>> begin The data

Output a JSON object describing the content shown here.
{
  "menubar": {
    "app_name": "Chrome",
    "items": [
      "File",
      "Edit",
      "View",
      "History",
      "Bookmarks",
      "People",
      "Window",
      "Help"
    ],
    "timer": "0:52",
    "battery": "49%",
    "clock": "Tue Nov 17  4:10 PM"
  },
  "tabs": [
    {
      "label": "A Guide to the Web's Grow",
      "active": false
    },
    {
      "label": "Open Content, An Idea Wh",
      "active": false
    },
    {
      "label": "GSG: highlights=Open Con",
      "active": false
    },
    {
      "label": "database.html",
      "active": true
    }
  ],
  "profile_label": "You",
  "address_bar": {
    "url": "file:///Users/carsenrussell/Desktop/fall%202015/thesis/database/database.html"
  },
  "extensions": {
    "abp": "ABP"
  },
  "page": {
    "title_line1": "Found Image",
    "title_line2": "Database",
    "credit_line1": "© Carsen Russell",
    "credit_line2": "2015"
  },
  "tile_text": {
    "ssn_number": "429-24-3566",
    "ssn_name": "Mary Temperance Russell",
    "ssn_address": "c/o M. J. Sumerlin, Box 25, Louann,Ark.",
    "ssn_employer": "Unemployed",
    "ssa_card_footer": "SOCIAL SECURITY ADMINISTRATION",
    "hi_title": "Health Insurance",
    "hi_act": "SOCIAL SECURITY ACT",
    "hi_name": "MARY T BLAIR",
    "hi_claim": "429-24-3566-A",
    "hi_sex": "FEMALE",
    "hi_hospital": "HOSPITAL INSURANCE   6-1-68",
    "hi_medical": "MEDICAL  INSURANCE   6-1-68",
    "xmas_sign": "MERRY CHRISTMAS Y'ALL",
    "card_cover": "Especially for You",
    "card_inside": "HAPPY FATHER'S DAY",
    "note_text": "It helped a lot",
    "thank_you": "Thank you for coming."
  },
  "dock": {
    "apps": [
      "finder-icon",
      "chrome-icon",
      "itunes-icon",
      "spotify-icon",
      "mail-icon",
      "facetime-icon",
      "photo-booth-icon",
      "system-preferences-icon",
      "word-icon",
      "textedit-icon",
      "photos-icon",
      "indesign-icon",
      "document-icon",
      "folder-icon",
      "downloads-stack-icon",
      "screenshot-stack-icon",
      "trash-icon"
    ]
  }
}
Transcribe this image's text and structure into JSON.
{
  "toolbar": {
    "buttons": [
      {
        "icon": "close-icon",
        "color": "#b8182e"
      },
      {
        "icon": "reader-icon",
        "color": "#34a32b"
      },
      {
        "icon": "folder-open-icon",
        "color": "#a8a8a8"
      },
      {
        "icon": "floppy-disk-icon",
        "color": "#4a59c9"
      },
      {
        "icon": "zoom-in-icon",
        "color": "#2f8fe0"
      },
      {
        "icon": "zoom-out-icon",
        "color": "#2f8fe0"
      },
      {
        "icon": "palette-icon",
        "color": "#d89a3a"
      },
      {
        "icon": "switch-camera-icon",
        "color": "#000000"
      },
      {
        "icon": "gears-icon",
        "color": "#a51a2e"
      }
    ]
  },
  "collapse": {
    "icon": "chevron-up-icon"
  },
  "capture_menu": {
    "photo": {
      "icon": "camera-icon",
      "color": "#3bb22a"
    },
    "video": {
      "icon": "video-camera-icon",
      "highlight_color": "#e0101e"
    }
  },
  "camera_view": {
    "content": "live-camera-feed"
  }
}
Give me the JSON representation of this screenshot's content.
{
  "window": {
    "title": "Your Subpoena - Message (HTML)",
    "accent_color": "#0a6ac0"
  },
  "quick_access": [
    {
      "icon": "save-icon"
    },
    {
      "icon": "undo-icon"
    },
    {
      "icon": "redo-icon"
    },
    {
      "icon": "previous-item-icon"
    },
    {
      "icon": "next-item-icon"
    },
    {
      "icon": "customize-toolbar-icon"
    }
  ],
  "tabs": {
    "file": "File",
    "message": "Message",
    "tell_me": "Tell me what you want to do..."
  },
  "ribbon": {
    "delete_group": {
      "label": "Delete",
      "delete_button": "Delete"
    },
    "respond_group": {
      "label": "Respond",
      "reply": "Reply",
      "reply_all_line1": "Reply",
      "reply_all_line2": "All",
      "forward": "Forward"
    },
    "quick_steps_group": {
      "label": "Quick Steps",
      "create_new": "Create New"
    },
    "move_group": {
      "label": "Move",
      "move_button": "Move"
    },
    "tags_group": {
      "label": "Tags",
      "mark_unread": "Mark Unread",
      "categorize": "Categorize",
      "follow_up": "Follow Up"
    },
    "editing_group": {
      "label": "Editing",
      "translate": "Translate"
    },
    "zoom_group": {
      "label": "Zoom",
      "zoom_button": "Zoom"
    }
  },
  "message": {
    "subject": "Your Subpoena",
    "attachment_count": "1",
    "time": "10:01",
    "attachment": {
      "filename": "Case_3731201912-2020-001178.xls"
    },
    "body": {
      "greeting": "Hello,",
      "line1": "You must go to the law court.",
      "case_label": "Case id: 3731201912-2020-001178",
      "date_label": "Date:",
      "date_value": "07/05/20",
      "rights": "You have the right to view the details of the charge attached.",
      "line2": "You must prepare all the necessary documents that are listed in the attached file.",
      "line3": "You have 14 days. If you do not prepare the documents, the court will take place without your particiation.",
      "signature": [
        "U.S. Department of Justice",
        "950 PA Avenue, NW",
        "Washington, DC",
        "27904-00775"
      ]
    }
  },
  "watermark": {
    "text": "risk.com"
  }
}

>> end The data

--- Your objective ---
Reproduce the entries above exactly.

--- Full response ---
Output a JSON object describing the content shown here.
{
  "menubar": {
    "app_name": "Chrome",
    "items": [
      "File",
      "Edit",
      "View",
      "History",
      "Bookmarks",
      "People",
      "Window",
      "Help"
    ],
    "timer": "0:52",
    "battery": "49%",
    "clock": "Tue Nov 17  4:10 PM"
  },
  "tabs": [
    {
      "label": "A Guide to the Web's Grow",
      "active": false
    },
    {
      "label": "Open Content, An Idea Wh",
      "active": false
    },
    {
      "label": "GSG: highlights=Open Con",
      "active": false
    },
    {
      "label": "database.html",
      "active": true
    }
  ],
  "profile_label": "You",
  "address_bar": {
    "url": "file:///Users/carsenrussell/Desktop/fall%202015/thesis/database/database.html"
  },
  "extensions": {
    "abp": "ABP"
  },
  "page": {
    "title_line1": "Found Image",
    "title_line2": "Database",
    "credit_line1": "© Carsen Russell",
    "credit_line2": "2015"
  },
  "tile_text": {
    "ssn_number": "429-24-3566",
    "ssn_name": "Mary Temperance Russell",
    "ssn_address": "c/o M. J. Sumerlin, Box 25, Louann,Ark.",
    "ssn_employer": "Unemployed",
    "ssa_card_footer": "SOCIAL SECURITY ADMINISTRATION",
    "hi_title": "Health Insurance",
    "hi_act": "SOCIAL SECURITY ACT",
    "hi_name": "MARY T BLAIR",
    "hi_claim": "429-24-3566-A",
    "hi_sex": "FEMALE",
    "hi_hospital": "HOSPITAL INSURANCE   6-1-68",
    "hi_medical": "MEDICAL  INSURANCE   6-1-68",
    "xmas_sign": "MERRY CHRISTMAS Y'ALL",
    "card_cover": "Especially for You",
    "card_inside": "HAPPY FATHER'S DAY",
    "note_text": "It helped a lot",
    "thank_you": "Thank you for coming."
  },
  "dock": {
    "apps": [
      "finder-icon",
      "chrome-icon",
      "itunes-icon",
      "spotify-icon",
      "mail-icon",
      "facetime-icon",
      "photo-booth-icon",
      "system-preferences-icon",
      "word-icon",
      "textedit-icon",
      "photos-icon",
      "indesign-icon",
      "document-icon",
      "folder-icon",
      "downloads-stack-icon",
      "screenshot-stack-icon",
      "trash-icon"
    ]
  }
}
Transcribe this image's text and structure into JSON.
{
  "toolbar": {
    "buttons": [
      {
        "icon": "close-icon",
        "color": "#b8182e"
      },
      {
        "icon": "reader-icon",
        "color": "#34a32b"
      },
      {
        "icon": "folder-open-icon",
        "color": "#a8a8a8"
      },
      {
        "icon": "floppy-disk-icon",
        "color": "#4a59c9"
      },
      {
        "icon": "zoom-in-icon",
        "color": "#2f8fe0"
      },
      {
        "icon": "zoom-out-icon",
        "color": "#2f8fe0"
      },
      {
        "icon": "palette-icon",
        "color": "#d89a3a"
      },
      {
        "icon": "switch-camera-icon",
        "color": "#000000"
      },
      {
        "icon": "gears-icon",
        "color": "#a51a2e"
      }
    ]
  },
  "collapse": {
    "icon": "chevron-up-icon"
  },
  "capture_menu": {
    "photo": {
      "icon": "camera-icon",
      "color": "#3bb22a"
    },
    "video": {
      "icon": "video-camera-icon",
      "highlight_color": "#e0101e"
    }
  },
  "camera_view": {
    "content": "live-camera-feed"
  }
}
Give me the JSON representation of this screenshot's content.
{
  "window": {
    "title": "Your Subpoena - Message (HTML)",
    "accent_color": "#0a6ac0"
  },
  "quick_access": [
    {
      "icon": "save-icon"
    },
    {
      "icon": "undo-icon"
    },
    {
      "icon": "redo-icon"
    },
    {
      "icon": "previous-item-icon"
    },
    {
      "icon": "next-item-icon"
    },
    {
      "icon": "customize-toolbar-icon"
    }
  ],
  "tabs": {
    "file": "File",
    "message": "Message",
    "tell_me": "Tell me what you want to do..."
  },
  "ribbon": {
    "delete_group": {
      "label": "Delete",
      "delete_button": "Delete"
    },
    "respond_group": {
      "label": "Respond",
      "reply": "Reply",
      "reply_all_line1": "Reply",
      "reply_all_line2": "All",
      "forward": "Forward"
    },
    "quick_steps_group": {
      "label": "Quick Steps",
      "create_new": "Create New"
    },
    "move_group": {
      "label": "Move",
      "move_button": "Move"
    },
    "tags_group": {
      "label": "Tags",
      "mark_unread": "Mark Unread",
      "categorize": "Categorize",
      "follow_up": "Follow Up"
    },
    "editing_group": {
      "label": "Editing",
      "translate": "Translate"
    },
    "zoom_group": {
      "label": "Zoom",
      "zoom_button": "Zoom"
    }
  },
  "message": {
    "subject": "Your Subpoena",
    "attachment_count": "1",
    "time": "10:01",
    "attachment": {
      "filename": "Case_3731201912-2020-001178.xls"
    },
    "body": {
      "greeting": "Hello,",
      "line1": "You must go to the law court.",
      "case_label": "Case id: 3731201912-2020-001178",
      "date_label": "Date:",
      "date_value": "07/05/20",
      "rights": "You have the right to view the details of the charge attached.",
      "line2": "You must prepare all the necessary documents that are listed in the attached file.",
      "line3": "You have 14 days. If you do not prepare the documents, the court will take place without your particiation.",
      "signature": [
        "U.S. Department of Justice",
        "950 PA Avenue, NW",
        "Washington, DC",
        "27904-00775"
      ]
    }
  },
  "watermark": {
    "text": "risk.com"
  }
}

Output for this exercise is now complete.